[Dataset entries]
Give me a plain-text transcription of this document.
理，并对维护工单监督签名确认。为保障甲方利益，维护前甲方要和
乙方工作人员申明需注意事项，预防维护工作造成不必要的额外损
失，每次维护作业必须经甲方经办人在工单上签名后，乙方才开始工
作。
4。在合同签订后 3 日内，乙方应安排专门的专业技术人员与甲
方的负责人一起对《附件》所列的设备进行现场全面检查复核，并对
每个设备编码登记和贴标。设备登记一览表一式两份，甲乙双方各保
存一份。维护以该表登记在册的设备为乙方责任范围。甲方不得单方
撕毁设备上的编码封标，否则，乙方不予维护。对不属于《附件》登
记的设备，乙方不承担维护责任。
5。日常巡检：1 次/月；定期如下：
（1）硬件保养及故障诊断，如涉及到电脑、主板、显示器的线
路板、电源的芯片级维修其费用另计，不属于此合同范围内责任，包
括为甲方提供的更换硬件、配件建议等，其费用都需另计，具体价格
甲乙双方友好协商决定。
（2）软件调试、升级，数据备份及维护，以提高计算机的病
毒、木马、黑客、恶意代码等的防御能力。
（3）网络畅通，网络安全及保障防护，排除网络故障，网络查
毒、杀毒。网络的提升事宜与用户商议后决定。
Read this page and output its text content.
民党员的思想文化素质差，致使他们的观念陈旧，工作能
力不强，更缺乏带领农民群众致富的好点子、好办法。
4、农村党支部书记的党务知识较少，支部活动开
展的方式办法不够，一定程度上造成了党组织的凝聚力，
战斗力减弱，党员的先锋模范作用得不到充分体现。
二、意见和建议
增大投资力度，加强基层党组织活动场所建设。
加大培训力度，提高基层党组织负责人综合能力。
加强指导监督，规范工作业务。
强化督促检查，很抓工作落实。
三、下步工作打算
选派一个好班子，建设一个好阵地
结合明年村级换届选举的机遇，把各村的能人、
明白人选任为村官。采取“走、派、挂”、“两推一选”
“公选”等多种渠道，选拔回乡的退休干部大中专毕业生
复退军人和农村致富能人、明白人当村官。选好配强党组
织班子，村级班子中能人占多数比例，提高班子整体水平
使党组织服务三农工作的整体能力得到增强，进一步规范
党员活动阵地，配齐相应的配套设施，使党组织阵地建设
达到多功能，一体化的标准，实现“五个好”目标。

- _AIM_: Starting with the line that contains "Read this page and output its text content.", repeat each line through the last one exactly as it appears. Include both ends and nothing more.

- _WRITTEN SOLUTION_:
Read this page and output its text content.
民党员的思想文化素质差，致使他们的观念陈旧，工作能
力不强，更缺乏带领农民群众致富的好点子、好办法。
4、农村党支部书记的党务知识较少，支部活动开
展的方式办法不够，一定程度上造成了党组织的凝聚力，
战斗力减弱，党员的先锋模范作用得不到充分体现。
二、意见和建议
增大投资力度，加强基层党组织活动场所建设。
加大培训力度，提高基层党组织负责人综合能力。
加强指导监督，规范工作业务。
强化督促检查，很抓工作落实。
三、下步工作打算
选派一个好班子，建设一个好阵地
结合明年村级换届选举的机遇，把各村的能人、
明白人选任为村官。采取“走、派、挂”、“两推一选”
“公选”等多种渠道，选拔回乡的退休干部大中专毕业生
复退军人和农村致富能人、明白人当村官。选好配强党组
织班子，村级班子中能人占多数比例，提高班子整体水平
使党组织服务三农工作的整体能力得到增强，进一步规范
党员活动阵地，配齐相应的配套设施，使党组织阵地建设
达到多功能，一体化的标准，实现“五个好”目标。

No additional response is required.